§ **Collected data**
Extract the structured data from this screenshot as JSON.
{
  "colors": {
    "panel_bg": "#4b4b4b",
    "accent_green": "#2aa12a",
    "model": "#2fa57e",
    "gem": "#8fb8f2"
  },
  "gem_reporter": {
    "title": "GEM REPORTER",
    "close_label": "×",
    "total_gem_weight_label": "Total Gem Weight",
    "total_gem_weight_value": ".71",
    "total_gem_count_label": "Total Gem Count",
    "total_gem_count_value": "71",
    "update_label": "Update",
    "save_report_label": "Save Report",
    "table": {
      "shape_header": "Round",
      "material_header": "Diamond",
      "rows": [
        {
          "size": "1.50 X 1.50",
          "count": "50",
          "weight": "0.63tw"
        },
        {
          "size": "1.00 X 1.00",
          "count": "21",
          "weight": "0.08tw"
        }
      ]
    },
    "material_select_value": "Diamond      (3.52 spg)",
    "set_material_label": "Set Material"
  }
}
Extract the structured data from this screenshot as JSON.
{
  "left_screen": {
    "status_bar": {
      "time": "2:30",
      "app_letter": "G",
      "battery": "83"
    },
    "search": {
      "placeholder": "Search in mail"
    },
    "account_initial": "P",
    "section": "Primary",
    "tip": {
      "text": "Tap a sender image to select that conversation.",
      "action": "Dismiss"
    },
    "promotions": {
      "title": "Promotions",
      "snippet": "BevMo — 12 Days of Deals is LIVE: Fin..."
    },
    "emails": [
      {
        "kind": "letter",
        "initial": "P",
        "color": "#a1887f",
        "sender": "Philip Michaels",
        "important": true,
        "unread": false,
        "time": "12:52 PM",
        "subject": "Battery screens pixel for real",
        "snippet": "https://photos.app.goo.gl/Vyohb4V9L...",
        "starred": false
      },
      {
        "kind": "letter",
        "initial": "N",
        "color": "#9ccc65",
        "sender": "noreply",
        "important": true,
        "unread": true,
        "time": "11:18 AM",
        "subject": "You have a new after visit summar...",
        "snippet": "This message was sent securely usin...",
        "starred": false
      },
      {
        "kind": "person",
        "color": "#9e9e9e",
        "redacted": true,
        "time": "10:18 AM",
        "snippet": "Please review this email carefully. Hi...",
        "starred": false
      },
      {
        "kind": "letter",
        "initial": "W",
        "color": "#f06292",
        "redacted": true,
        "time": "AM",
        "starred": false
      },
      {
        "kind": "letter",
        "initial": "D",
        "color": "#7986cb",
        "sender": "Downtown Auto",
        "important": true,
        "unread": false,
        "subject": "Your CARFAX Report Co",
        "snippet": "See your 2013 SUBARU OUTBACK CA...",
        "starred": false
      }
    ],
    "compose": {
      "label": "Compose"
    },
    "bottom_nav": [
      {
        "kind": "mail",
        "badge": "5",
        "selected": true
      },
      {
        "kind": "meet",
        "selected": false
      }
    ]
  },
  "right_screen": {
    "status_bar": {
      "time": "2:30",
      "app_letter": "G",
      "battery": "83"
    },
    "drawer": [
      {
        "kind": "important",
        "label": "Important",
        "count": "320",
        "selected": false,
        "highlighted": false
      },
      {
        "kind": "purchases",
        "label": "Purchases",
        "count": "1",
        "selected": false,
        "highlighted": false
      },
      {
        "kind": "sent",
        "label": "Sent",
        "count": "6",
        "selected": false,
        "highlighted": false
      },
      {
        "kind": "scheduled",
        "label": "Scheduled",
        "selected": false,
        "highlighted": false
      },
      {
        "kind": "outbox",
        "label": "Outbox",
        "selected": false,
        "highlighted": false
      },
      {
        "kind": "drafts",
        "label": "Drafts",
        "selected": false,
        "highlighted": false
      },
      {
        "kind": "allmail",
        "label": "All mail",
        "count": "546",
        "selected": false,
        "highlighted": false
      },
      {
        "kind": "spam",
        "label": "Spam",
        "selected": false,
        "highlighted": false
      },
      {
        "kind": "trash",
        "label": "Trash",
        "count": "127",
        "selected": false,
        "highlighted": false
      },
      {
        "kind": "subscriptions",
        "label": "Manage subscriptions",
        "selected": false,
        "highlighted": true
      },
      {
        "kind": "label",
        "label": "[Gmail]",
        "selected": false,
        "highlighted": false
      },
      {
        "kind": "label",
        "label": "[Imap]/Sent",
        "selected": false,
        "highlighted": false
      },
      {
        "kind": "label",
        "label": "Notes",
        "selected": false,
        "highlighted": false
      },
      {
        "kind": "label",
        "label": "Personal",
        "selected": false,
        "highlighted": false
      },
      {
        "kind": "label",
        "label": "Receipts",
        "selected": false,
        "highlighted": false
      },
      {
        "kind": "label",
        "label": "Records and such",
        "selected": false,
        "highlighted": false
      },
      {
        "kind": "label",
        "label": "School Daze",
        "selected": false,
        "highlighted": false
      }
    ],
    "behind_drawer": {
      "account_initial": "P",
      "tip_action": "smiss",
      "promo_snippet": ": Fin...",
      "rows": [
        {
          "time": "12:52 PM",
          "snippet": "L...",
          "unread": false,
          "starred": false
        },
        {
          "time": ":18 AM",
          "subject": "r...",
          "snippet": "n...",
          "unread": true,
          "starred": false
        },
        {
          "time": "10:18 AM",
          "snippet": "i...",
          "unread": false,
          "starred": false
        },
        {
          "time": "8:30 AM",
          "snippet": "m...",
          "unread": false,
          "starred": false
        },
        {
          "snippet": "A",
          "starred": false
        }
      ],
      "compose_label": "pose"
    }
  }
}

§ **Work to do**
Make an exact copy of the material above.

§ **Answer for this exercise**
Extract the structured data from this screenshot as JSON.
{
  "colors": {
    "panel_bg": "#4b4b4b",
    "accent_green": "#2aa12a",
    "model": "#2fa57e",
    "gem": "#8fb8f2"
  },
  "gem_reporter": {
    "title": "GEM REPORTER",
    "close_label": "×",
    "total_gem_weight_label": "Total Gem Weight",
    "total_gem_weight_value": ".71",
    "total_gem_count_label": "Total Gem Count",
    "total_gem_count_value": "71",
    "update_label": "Update",
    "save_report_label": "Save Report",
    "table": {
      "shape_header": "Round",
      "material_header": "Diamond",
      "rows": [
        {
          "size": "1.50 X 1.50",
          "count": "50",
          "weight": "0.63tw"
        },
        {
          "size": "1.00 X 1.00",
          "count": "21",
          "weight": "0.08tw"
        }
      ]
    },
    "material_select_value": "Diamond      (3.52 spg)",
    "set_material_label": "Set Material"
  }
}
Extract the structured data from this screenshot as JSON.
{
  "left_screen": {
    "status_bar": {
      "time": "2:30",
      "app_letter": "G",
      "battery": "83"
    },
    "search": {
      "placeholder": "Search in mail"
    },
    "account_initial": "P",
    "section": "Primary",
    "tip": {
      "text": "Tap a sender image to select that conversation.",
      "action": "Dismiss"
    },
    "promotions": {
      "title": "Promotions",
      "snippet": "BevMo — 12 Days of Deals is LIVE: Fin..."
    },
    "emails": [
      {
        "kind": "letter",
        "initial": "P",
        "color": "#a1887f",
        "sender": "Philip Michaels",
        "important": true,
        "unread": false,
        "time": "12:52 PM",
        "subject": "Battery screens pixel for real",
        "snippet": "https://photos.app.goo.gl/Vyohb4V9L...",
        "starred": false
      },
      {
        "kind": "letter",
        "initial": "N",
        "color": "#9ccc65",
        "sender": "noreply",
        "important": true,
        "unread": true,
        "time": "11:18 AM",
        "subject": "You have a new after visit summar...",
        "snippet": "This message was sent securely usin...",
        "starred": false
      },
      {
        "kind": "person",
        "color": "#9e9e9e",
        "redacted": true,
        "time": "10:18 AM",
        "snippet": "Please review this email carefully. Hi...",
        "starred": false
      },
      {
        "kind": "letter",
        "initial": "W",
        "color": "#f06292",
        "redacted": true,
        "time": "AM",
        "starred": false
      },
      {
        "kind": "letter",
        "initial": "D",
        "color": "#7986cb",
        "sender": "Downtown Auto",
        "important": true,
        "unread": false,
        "subject": "Your CARFAX Report Co",
        "snippet": "See your 2013 SUBARU OUTBACK CA...",
        "starred": false
      }
    ],
    "compose": {
      "label": "Compose"
    },
    "bottom_nav": [
      {
        "kind": "mail",
        "badge": "5",
        "selected": true
      },
      {
        "kind": "meet",
        "selected": false
      }
    ]
  },
  "right_screen": {
    "status_bar": {
      "time": "2:30",
      "app_letter": "G",
      "battery": "83"
    },
    "drawer": [
      {
        "kind": "important",
        "label": "Important",
        "count": "320",
        "selected": false,
        "highlighted": false
      },
      {
        "kind": "purchases",
        "label": "Purchases",
        "count": "1",
        "selected": false,
        "highlighted": false
      },
      {
        "kind": "sent",
        "label": "Sent",
        "count": "6",
        "selected": false,
        "highlighted": false
      },
      {
        "kind": "scheduled",
        "label": "Scheduled",
        "selected": false,
        "highlighted": false
      },
      {
        "kind": "outbox",
        "label": "Outbox",
        "selected": false,
        "highlighted": false
      },
      {
        "kind": "drafts",
        "label": "Drafts",
        "selected": false,
        "highlighted": false
      },
      {
        "kind": "allmail",
        "label": "All mail",
        "count": "546",
        "selected": false,
        "highlighted": false
      },
      {
        "kind": "spam",
        "label": "Spam",
        "selected": false,
        "highlighted": false
      },
      {
        "kind": "trash",
        "label": "Trash",
        "count": "127",
        "selected": false,
        "highlighted": false
      },
      {
        "kind": "subscriptions",
        "label": "Manage subscriptions",
        "selected": false,
        "highlighted": true
      },
      {
        "kind": "label",
        "label": "[Gmail]",
        "selected": false,
        "highlighted": false
      },
      {
        "kind": "label",
        "label": "[Imap]/Sent",
        "selected": false,
        "highlighted": false
      },
      {
        "kind": "label",
        "label": "Notes",
        "selected": false,
        "highlighted": false
      },
      {
        "kind": "label",
        "label": "Personal",
        "selected": false,
        "highlighted": false
      },
      {
        "kind": "label",
        "label": "Receipts",
        "selected": false,
        "highlighted": false
      },
      {
        "kind": "label",
        "label": "Records and such",
        "selected": false,
        "highlighted": false
      },
      {
        "kind": "label",
        "label": "School Daze",
        "selected": false,
        "highlighted": false
      }
    ],
    "behind_drawer": {
      "account_initial": "P",
      "tip_action": "smiss",
      "promo_snippet": ": Fin...",
      "rows": [
        {
          "time": "12:52 PM",
          "snippet": "L...",
          "unread": false,
          "starred": false
        },
        {
          "time": ":18 AM",
          "subject": "r...",
          "snippet": "n...",
          "unread": true,
          "starred": false
        },
        {
          "time": "10:18 AM",
          "snippet": "i...",
          "unread": false,
          "starred": false
        },
        {
          "time": "8:30 AM",
          "snippet": "m...",
          "unread": false,
          "starred": false
        },
        {
          "snippet": "A",
          "starred": false
        }
      ],
      "compose_label": "pose"
    }
  }
}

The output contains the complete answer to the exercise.